Stored items
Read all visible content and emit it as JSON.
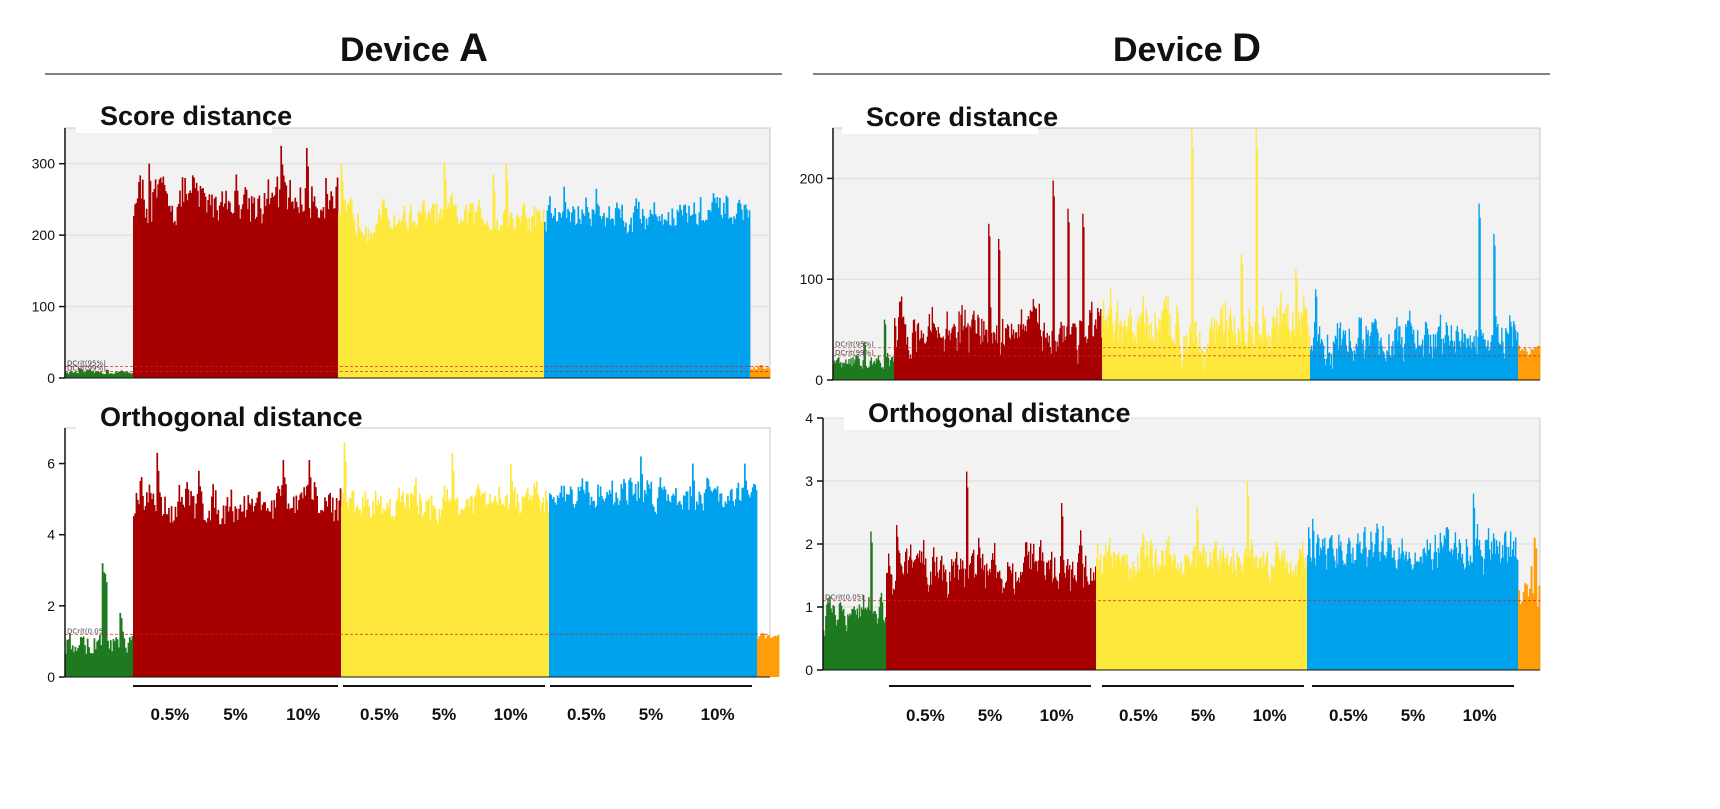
{
  "colors": {
    "green": "#1f7a1f",
    "red": "#a80000",
    "yellow": "#ffe83c",
    "blue": "#00a2ee",
    "orange": "#ff9d0a",
    "crit": "#d62020"
  },
  "devices": [
    {
      "title_prefix": "Device ",
      "title_letter": "A"
    },
    {
      "title_prefix": "Device ",
      "title_letter": "D"
    }
  ],
  "group_labels": [
    "0.5%",
    "5%",
    "10%"
  ],
  "chart_data": [
    {
      "type": "bar",
      "device": "A",
      "title": "Score distance",
      "ylim": [
        0,
        350
      ],
      "yticks": [
        0,
        100,
        200,
        300
      ],
      "grid": true,
      "crit_labels": [
        "DCrit(95%)",
        "DCrit(99%)"
      ],
      "crit_values": [
        16,
        9
      ],
      "segments": [
        {
          "color": "green",
          "count": 50,
          "base": 8,
          "spread": 4,
          "peaks": [
            [
              10,
              14
            ],
            [
              30,
              12
            ]
          ]
        },
        {
          "color": "red",
          "count": 160,
          "base": 250,
          "spread": 45,
          "peaks": [
            [
              12,
              300
            ],
            [
              40,
              280
            ],
            [
              80,
              285
            ],
            [
              115,
              325
            ],
            [
              135,
              322
            ],
            [
              150,
              280
            ]
          ]
        },
        {
          "color": "yellow",
          "count": 160,
          "base": 225,
          "spread": 35,
          "peaks": [
            [
              2,
              300
            ],
            [
              82,
              302
            ],
            [
              120,
              285
            ],
            [
              130,
              300
            ]
          ]
        },
        {
          "color": "blue",
          "count": 160,
          "base": 230,
          "spread": 35,
          "peaks": [
            [
              15,
              268
            ],
            [
              40,
              265
            ],
            [
              150,
              245
            ]
          ]
        },
        {
          "color": "orange",
          "count": 14,
          "base": 14,
          "spread": 5,
          "peaks": []
        }
      ]
    },
    {
      "type": "bar",
      "device": "A",
      "title": "Orthogonal distance",
      "ylim": [
        0,
        7
      ],
      "yticks": [
        0,
        2,
        4,
        6
      ],
      "grid": false,
      "crit_labels": [
        "DCrit(0.05)"
      ],
      "crit_values": [
        1.2
      ],
      "segments": [
        {
          "color": "green",
          "count": 50,
          "base": 0.9,
          "spread": 0.5,
          "peaks": [
            [
              27,
              3.2
            ],
            [
              29,
              2.9
            ],
            [
              40,
              1.8
            ]
          ]
        },
        {
          "color": "red",
          "count": 160,
          "base": 4.9,
          "spread": 0.8,
          "peaks": [
            [
              18,
              6.3
            ],
            [
              50,
              5.8
            ],
            [
              115,
              6.1
            ],
            [
              135,
              6.1
            ]
          ]
        },
        {
          "color": "yellow",
          "count": 160,
          "base": 4.9,
          "spread": 0.7,
          "peaks": [
            [
              2,
              6.6
            ],
            [
              85,
              6.3
            ],
            [
              130,
              6.0
            ]
          ]
        },
        {
          "color": "blue",
          "count": 160,
          "base": 5.2,
          "spread": 0.7,
          "peaks": [
            [
              70,
              6.2
            ],
            [
              110,
              6.0
            ],
            [
              150,
              6.0
            ]
          ]
        },
        {
          "color": "orange",
          "count": 14,
          "base": 1.1,
          "spread": 0.2,
          "peaks": []
        }
      ]
    },
    {
      "type": "bar",
      "device": "D",
      "title": "Score distance",
      "ylim": [
        0,
        250
      ],
      "yticks": [
        0,
        100,
        200
      ],
      "grid": true,
      "crit_labels": [
        "DCrit(95%)",
        "DCrit(99%)"
      ],
      "crit_values": [
        32,
        24
      ],
      "segments": [
        {
          "color": "green",
          "count": 60,
          "base": 18,
          "spread": 10,
          "peaks": [
            [
              50,
              60
            ],
            [
              30,
              38
            ]
          ]
        },
        {
          "color": "red",
          "count": 210,
          "base": 50,
          "spread": 35,
          "peaks": [
            [
              95,
              155
            ],
            [
              105,
              140
            ],
            [
              160,
              198
            ],
            [
              175,
              170
            ],
            [
              190,
              165
            ]
          ]
        },
        {
          "color": "yellow",
          "count": 210,
          "base": 50,
          "spread": 40,
          "peaks": [
            [
              90,
              250
            ],
            [
              155,
              250
            ],
            [
              140,
              125
            ],
            [
              195,
              110
            ]
          ]
        },
        {
          "color": "blue",
          "count": 210,
          "base": 40,
          "spread": 30,
          "peaks": [
            [
              170,
              175
            ],
            [
              185,
              145
            ],
            [
              5,
              90
            ]
          ]
        },
        {
          "color": "orange",
          "count": 14,
          "base": 30,
          "spread": 15,
          "peaks": []
        }
      ]
    },
    {
      "type": "bar",
      "device": "D",
      "title": "Orthogonal distance",
      "ylim": [
        0,
        4
      ],
      "yticks": [
        0,
        1,
        2,
        3,
        4
      ],
      "grid": true,
      "crit_labels": [
        "DCrit(0.05)"
      ],
      "crit_values": [
        1.1
      ],
      "segments": [
        {
          "color": "green",
          "count": 60,
          "base": 0.85,
          "spread": 0.45,
          "peaks": [
            [
              45,
              2.2
            ]
          ]
        },
        {
          "color": "red",
          "count": 210,
          "base": 1.65,
          "spread": 0.55,
          "peaks": [
            [
              80,
              3.15
            ],
            [
              175,
              2.65
            ],
            [
              10,
              2.3
            ]
          ]
        },
        {
          "color": "yellow",
          "count": 210,
          "base": 1.75,
          "spread": 0.45,
          "peaks": [
            [
              150,
              3.0
            ],
            [
              100,
              2.6
            ]
          ]
        },
        {
          "color": "blue",
          "count": 210,
          "base": 1.9,
          "spread": 0.5,
          "peaks": [
            [
              165,
              2.8
            ],
            [
              5,
              2.4
            ]
          ]
        },
        {
          "color": "orange",
          "count": 14,
          "base": 1.3,
          "spread": 0.6,
          "peaks": [
            [
              10,
              2.1
            ]
          ]
        }
      ]
    }
  ]
}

▶ Task instructions
The records above need to be restated word for word, with the pictures left out.

▶ Full answer
Read all visible content and emit it as JSON.
{
  "colors": {
    "green": "#1f7a1f",
    "red": "#a80000",
    "yellow": "#ffe83c",
    "blue": "#00a2ee",
    "orange": "#ff9d0a",
    "crit": "#d62020"
  },
  "devices": [
    {
      "title_prefix": "Device ",
      "title_letter": "A"
    },
    {
      "title_prefix": "Device ",
      "title_letter": "D"
    }
  ],
  "group_labels": [
    "0.5%",
    "5%",
    "10%"
  ],
  "chart_data": [
    {
      "type": "bar",
      "device": "A",
      "title": "Score distance",
      "ylim": [
        0,
        350
      ],
      "yticks": [
        0,
        100,
        200,
        300
      ],
      "grid": true,
      "crit_labels": [
        "DCrit(95%)",
        "DCrit(99%)"
      ],
      "crit_values": [
        16,
        9
      ],
      "segments": [
        {
          "color": "green",
          "count": 50,
          "base": 8,
          "spread": 4,
          "peaks": [
            [
              10,
              14
            ],
            [
              30,
              12
            ]
          ]
        },
        {
          "color": "red",
          "count": 160,
          "base": 250,
          "spread": 45,
          "peaks": [
            [
              12,
              300
            ],
            [
              40,
              280
            ],
            [
              80,
              285
            ],
            [
              115,
              325
            ],
            [
              135,
              322
            ],
            [
              150,
              280
            ]
          ]
        },
        {
          "color": "yellow",
          "count": 160,
          "base": 225,
          "spread": 35,
          "peaks": [
            [
              2,
              300
            ],
            [
              82,
              302
            ],
            [
              120,
              285
            ],
            [
              130,
              300
            ]
          ]
        },
        {
          "color": "blue",
          "count": 160,
          "base": 230,
          "spread": 35,
          "peaks": [
            [
              15,
              268
            ],
            [
              40,
              265
            ],
            [
              150,
              245
            ]
          ]
        },
        {
          "color": "orange",
          "count": 14,
          "base": 14,
          "spread": 5,
          "peaks": []
        }
      ]
    },
    {
      "type": "bar",
      "device": "A",
      "title": "Orthogonal distance",
      "ylim": [
        0,
        7
      ],
      "yticks": [
        0,
        2,
        4,
        6
      ],
      "grid": false,
      "crit_labels": [
        "DCrit(0.05)"
      ],
      "crit_values": [
        1.2
      ],
      "segments": [
        {
          "color": "green",
          "count": 50,
          "base": 0.9,
          "spread": 0.5,
          "peaks": [
            [
              27,
              3.2
            ],
            [
              29,
              2.9
            ],
            [
              40,
              1.8
            ]
          ]
        },
        {
          "color": "red",
          "count": 160,
          "base": 4.9,
          "spread": 0.8,
          "peaks": [
            [
              18,
              6.3
            ],
            [
              50,
              5.8
            ],
            [
              115,
              6.1
            ],
            [
              135,
              6.1
            ]
          ]
        },
        {
          "color": "yellow",
          "count": 160,
          "base": 4.9,
          "spread": 0.7,
          "peaks": [
            [
              2,
              6.6
            ],
            [
              85,
              6.3
            ],
            [
              130,
              6.0
            ]
          ]
        },
        {
          "color": "blue",
          "count": 160,
          "base": 5.2,
          "spread": 0.7,
          "peaks": [
            [
              70,
              6.2
            ],
            [
              110,
              6.0
            ],
            [
              150,
              6.0
            ]
          ]
        },
        {
          "color": "orange",
          "count": 14,
          "base": 1.1,
          "spread": 0.2,
          "peaks": []
        }
      ]
    },
    {
      "type": "bar",
      "device": "D",
      "title": "Score distance",
      "ylim": [
        0,
        250
      ],
      "yticks": [
        0,
        100,
        200
      ],
      "grid": true,
      "crit_labels": [
        "DCrit(95%)",
        "DCrit(99%)"
      ],
      "crit_values": [
        32,
        24
      ],
      "segments": [
        {
          "color": "green",
          "count": 60,
          "base": 18,
          "spread": 10,
          "peaks": [
            [
              50,
              60
            ],
            [
              30,
              38
            ]
          ]
        },
        {
          "color": "red",
          "count": 210,
          "base": 50,
          "spread": 35,
          "peaks": [
            [
              95,
              155
            ],
            [
              105,
              140
            ],
            [
              160,
              198
            ],
            [
              175,
              170
            ],
            [
              190,
              165
            ]
          ]
        },
        {
          "color": "yellow",
          "count": 210,
          "base": 50,
          "spread": 40,
          "peaks": [
            [
              90,
              250
            ],
            [
              155,
              250
            ],
            [
              140,
              125
            ],
            [
              195,
              110
            ]
          ]
        },
        {
          "color": "blue",
          "count": 210,
          "base": 40,
          "spread": 30,
          "peaks": [
            [
              170,
              175
            ],
            [
              185,
              145
            ],
            [
              5,
              90
            ]
          ]
        },
        {
          "color": "orange",
          "count": 14,
          "base": 30,
          "spread": 15,
          "peaks": []
        }
      ]
    },
    {
      "type": "bar",
      "device": "D",
      "title": "Orthogonal distance",
      "ylim": [
        0,
        4
      ],
      "yticks": [
        0,
        1,
        2,
        3,
        4
      ],
      "grid": true,
      "crit_labels": [
        "DCrit(0.05)"
      ],
      "crit_values": [
        1.1
      ],
      "segments": [
        {
          "color": "green",
          "count": 60,
          "base": 0.85,
          "spread": 0.45,
          "peaks": [
            [
              45,
              2.2
            ]
          ]
        },
        {
          "color": "red",
          "count": 210,
          "base": 1.65,
          "spread": 0.55,
          "peaks": [
            [
              80,
              3.15
            ],
            [
              175,
              2.65
            ],
            [
              10,
              2.3
            ]
          ]
        },
        {
          "color": "yellow",
          "count": 210,
          "base": 1.75,
          "spread": 0.45,
          "peaks": [
            [
              150,
              3.0
            ],
            [
              100,
              2.6
            ]
          ]
        },
        {
          "color": "blue",
          "count": 210,
          "base": 1.9,
          "spread": 0.5,
          "peaks": [
            [
              165,
              2.8
            ],
            [
              5,
              2.4
            ]
          ]
        },
        {
          "color": "orange",
          "count": 14,
          "base": 1.3,
          "spread": 0.6,
          "peaks": [
            [
              10,
              2.1
            ]
          ]
        }
      ]
    }
  ]
}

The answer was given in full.